↓↓↓

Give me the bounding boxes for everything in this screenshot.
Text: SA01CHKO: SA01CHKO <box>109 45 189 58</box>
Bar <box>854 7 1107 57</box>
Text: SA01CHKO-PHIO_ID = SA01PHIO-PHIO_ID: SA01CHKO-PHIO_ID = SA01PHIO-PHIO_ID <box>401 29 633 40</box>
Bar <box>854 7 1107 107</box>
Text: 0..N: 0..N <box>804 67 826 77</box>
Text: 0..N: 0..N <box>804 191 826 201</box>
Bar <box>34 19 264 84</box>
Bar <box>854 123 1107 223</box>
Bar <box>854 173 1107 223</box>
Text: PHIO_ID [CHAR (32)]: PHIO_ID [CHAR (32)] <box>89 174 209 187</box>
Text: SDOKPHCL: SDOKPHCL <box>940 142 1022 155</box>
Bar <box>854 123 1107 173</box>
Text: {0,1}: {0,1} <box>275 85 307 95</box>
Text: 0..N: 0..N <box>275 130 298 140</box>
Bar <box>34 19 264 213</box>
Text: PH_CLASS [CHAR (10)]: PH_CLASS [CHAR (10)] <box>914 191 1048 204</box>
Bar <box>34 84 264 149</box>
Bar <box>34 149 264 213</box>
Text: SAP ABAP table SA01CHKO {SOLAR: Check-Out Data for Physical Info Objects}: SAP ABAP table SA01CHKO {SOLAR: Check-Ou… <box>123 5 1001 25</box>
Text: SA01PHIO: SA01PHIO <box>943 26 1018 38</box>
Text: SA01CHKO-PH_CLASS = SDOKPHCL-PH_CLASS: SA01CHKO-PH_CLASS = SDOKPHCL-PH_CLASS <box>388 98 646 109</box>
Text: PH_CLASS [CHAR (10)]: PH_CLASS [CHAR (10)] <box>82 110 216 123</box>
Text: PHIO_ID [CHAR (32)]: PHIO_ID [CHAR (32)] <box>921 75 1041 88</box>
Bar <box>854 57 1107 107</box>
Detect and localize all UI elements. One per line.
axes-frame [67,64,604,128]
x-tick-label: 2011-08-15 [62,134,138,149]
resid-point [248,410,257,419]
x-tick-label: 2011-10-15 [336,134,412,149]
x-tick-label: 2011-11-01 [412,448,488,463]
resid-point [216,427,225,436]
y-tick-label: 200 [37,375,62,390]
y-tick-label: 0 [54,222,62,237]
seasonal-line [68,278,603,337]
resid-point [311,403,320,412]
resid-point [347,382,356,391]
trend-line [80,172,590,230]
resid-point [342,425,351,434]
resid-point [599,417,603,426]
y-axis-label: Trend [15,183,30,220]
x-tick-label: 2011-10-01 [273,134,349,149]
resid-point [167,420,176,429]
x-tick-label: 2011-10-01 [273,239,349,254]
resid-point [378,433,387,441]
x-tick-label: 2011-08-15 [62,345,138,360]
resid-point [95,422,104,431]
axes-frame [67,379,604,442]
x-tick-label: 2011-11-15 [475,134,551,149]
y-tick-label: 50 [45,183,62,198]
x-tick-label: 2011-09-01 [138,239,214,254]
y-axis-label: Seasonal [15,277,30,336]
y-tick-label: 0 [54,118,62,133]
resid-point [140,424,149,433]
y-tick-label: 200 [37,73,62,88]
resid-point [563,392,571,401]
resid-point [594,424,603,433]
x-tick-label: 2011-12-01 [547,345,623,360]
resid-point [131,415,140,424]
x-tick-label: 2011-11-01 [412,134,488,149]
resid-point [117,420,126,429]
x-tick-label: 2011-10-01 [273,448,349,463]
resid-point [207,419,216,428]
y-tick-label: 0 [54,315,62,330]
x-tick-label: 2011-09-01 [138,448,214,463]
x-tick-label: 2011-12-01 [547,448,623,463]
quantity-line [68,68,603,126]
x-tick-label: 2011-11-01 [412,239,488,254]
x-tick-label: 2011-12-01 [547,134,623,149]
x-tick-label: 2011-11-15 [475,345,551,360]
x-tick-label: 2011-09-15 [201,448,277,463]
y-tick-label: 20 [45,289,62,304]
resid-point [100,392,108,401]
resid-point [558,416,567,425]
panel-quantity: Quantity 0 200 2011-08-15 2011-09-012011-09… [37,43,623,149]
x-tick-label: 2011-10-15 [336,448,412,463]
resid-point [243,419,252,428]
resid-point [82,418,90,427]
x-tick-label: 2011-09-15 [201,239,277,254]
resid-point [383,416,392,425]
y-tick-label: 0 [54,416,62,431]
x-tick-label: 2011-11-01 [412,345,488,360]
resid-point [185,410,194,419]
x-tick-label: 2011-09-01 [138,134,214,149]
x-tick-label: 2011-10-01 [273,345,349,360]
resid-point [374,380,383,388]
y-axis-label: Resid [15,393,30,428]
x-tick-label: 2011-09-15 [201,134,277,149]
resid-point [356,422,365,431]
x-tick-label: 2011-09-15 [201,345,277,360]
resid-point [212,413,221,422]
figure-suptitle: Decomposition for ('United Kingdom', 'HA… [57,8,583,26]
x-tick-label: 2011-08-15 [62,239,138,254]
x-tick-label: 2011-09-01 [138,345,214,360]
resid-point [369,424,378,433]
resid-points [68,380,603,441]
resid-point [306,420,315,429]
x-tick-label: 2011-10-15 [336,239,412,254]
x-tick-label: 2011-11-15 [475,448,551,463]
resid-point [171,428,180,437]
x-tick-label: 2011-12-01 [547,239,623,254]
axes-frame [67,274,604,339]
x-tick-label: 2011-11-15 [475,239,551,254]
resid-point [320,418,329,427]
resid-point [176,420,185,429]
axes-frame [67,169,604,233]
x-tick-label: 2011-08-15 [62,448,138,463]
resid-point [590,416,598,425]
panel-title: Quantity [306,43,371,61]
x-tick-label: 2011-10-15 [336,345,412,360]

↑↑↑

- [SET PROBLEM]: Rewrite all of the lines above with every occurrence of "x-tick-label" changed to "x-axis-tick", leaving everything else as it is.

- [FINAL RESULT]:
Give me the bounding boxes for everything in this screenshot.
Text: SA01CHKO: SA01CHKO <box>109 45 189 58</box>
Bar <box>854 7 1107 57</box>
Text: SA01CHKO-PHIO_ID = SA01PHIO-PHIO_ID: SA01CHKO-PHIO_ID = SA01PHIO-PHIO_ID <box>401 29 633 40</box>
Bar <box>854 7 1107 107</box>
Text: 0..N: 0..N <box>804 67 826 77</box>
Text: 0..N: 0..N <box>804 191 826 201</box>
Bar <box>34 19 264 84</box>
Bar <box>854 123 1107 223</box>
Bar <box>854 173 1107 223</box>
Text: PHIO_ID [CHAR (32)]: PHIO_ID [CHAR (32)] <box>89 174 209 187</box>
Text: SDOKPHCL: SDOKPHCL <box>940 142 1022 155</box>
Bar <box>854 123 1107 173</box>
Text: {0,1}: {0,1} <box>275 85 307 95</box>
Text: 0..N: 0..N <box>275 130 298 140</box>
Bar <box>34 19 264 213</box>
Text: PH_CLASS [CHAR (10)]: PH_CLASS [CHAR (10)] <box>914 191 1048 204</box>
Bar <box>34 84 264 149</box>
Bar <box>34 149 264 213</box>
Text: SAP ABAP table SA01CHKO {SOLAR: Check-Out Data for Physical Info Objects}: SAP ABAP table SA01CHKO {SOLAR: Check-Ou… <box>123 5 1001 25</box>
Text: SA01PHIO: SA01PHIO <box>943 26 1018 38</box>
Text: SA01CHKO-PH_CLASS = SDOKPHCL-PH_CLASS: SA01CHKO-PH_CLASS = SDOKPHCL-PH_CLASS <box>388 98 646 109</box>
Text: PH_CLASS [CHAR (10)]: PH_CLASS [CHAR (10)] <box>82 110 216 123</box>
Text: PHIO_ID [CHAR (32)]: PHIO_ID [CHAR (32)] <box>921 75 1041 88</box>
Bar <box>854 57 1107 107</box>
Detect and localize all UI elements. One per line.
axes-frame [67,64,604,128]
x-axis-tick: 2011-08-15 [62,134,138,149]
resid-point [248,410,257,419]
x-axis-tick: 2011-10-15 [336,134,412,149]
x-axis-tick: 2011-11-01 [412,448,488,463]
resid-point [216,427,225,436]
y-tick-label: 200 [37,375,62,390]
y-tick-label: 0 [54,222,62,237]
seasonal-line [68,278,603,337]
resid-point [311,403,320,412]
resid-point [347,382,356,391]
trend-line [80,172,590,230]
resid-point [342,425,351,434]
resid-point [599,417,603,426]
y-axis-label: Trend [15,183,30,220]
x-axis-tick: 2011-10-01 [273,134,349,149]
resid-point [167,420,176,429]
x-axis-tick: 2011-10-01 [273,239,349,254]
resid-point [378,433,387,441]
x-axis-tick: 2011-08-15 [62,345,138,360]
resid-point [95,422,104,431]
axes-frame [67,379,604,442]
x-axis-tick: 2011-11-15 [475,134,551,149]
y-tick-label: 50 [45,183,62,198]
x-axis-tick: 2011-09-01 [138,239,214,254]
y-axis-label: Seasonal [15,277,30,336]
y-tick-label: 0 [54,118,62,133]
resid-point [140,424,149,433]
y-tick-label: 200 [37,73,62,88]
resid-point [563,392,571,401]
resid-point [594,424,603,433]
x-axis-tick: 2011-12-01 [547,345,623,360]
resid-point [131,415,140,424]
x-axis-tick: 2011-11-01 [412,134,488,149]
resid-point [117,420,126,429]
x-axis-tick: 2011-10-01 [273,448,349,463]
resid-point [207,419,216,428]
y-tick-label: 0 [54,315,62,330]
x-axis-tick: 2011-09-01 [138,448,214,463]
x-axis-tick: 2011-12-01 [547,448,623,463]
quantity-line [68,68,603,126]
x-axis-tick: 2011-11-01 [412,239,488,254]
x-axis-tick: 2011-12-01 [547,134,623,149]
x-axis-tick: 2011-11-15 [475,345,551,360]
x-axis-tick: 2011-09-15 [201,448,277,463]
y-tick-label: 20 [45,289,62,304]
resid-point [100,392,108,401]
resid-point [558,416,567,425]
panel-quantity: Quantity 0 200 2011-08-15 2011-09-012011-09… [37,43,623,149]
x-axis-tick: 2011-10-15 [336,448,412,463]
resid-point [243,419,252,428]
resid-point [82,418,90,427]
x-axis-tick: 2011-09-15 [201,239,277,254]
resid-point [383,416,392,425]
y-tick-label: 0 [54,416,62,431]
x-axis-tick: 2011-11-01 [412,345,488,360]
resid-point [185,410,194,419]
x-axis-tick: 2011-09-01 [138,134,214,149]
x-axis-tick: 2011-10-01 [273,345,349,360]
resid-point [374,380,383,388]
y-axis-label: Resid [15,393,30,428]
x-axis-tick: 2011-09-15 [201,134,277,149]
resid-point [356,422,365,431]
x-axis-tick: 2011-09-15 [201,345,277,360]
resid-point [212,413,221,422]
figure-suptitle: Decomposition for ('United Kingdom', 'HA… [57,8,583,26]
x-axis-tick: 2011-08-15 [62,239,138,254]
x-axis-tick: 2011-09-01 [138,345,214,360]
resid-point [369,424,378,433]
resid-points [68,380,603,441]
resid-point [306,420,315,429]
x-axis-tick: 2011-10-15 [336,239,412,254]
x-axis-tick: 2011-11-15 [475,448,551,463]
resid-point [171,428,180,437]
x-axis-tick: 2011-12-01 [547,239,623,254]
axes-frame [67,274,604,339]
x-axis-tick: 2011-11-15 [475,239,551,254]
resid-point [320,418,329,427]
resid-point [176,420,185,429]
axes-frame [67,169,604,233]
x-axis-tick: 2011-08-15 [62,448,138,463]
resid-point [590,416,598,425]
panel-title: Quantity [306,43,371,61]
x-axis-tick: 2011-10-15 [336,345,412,360]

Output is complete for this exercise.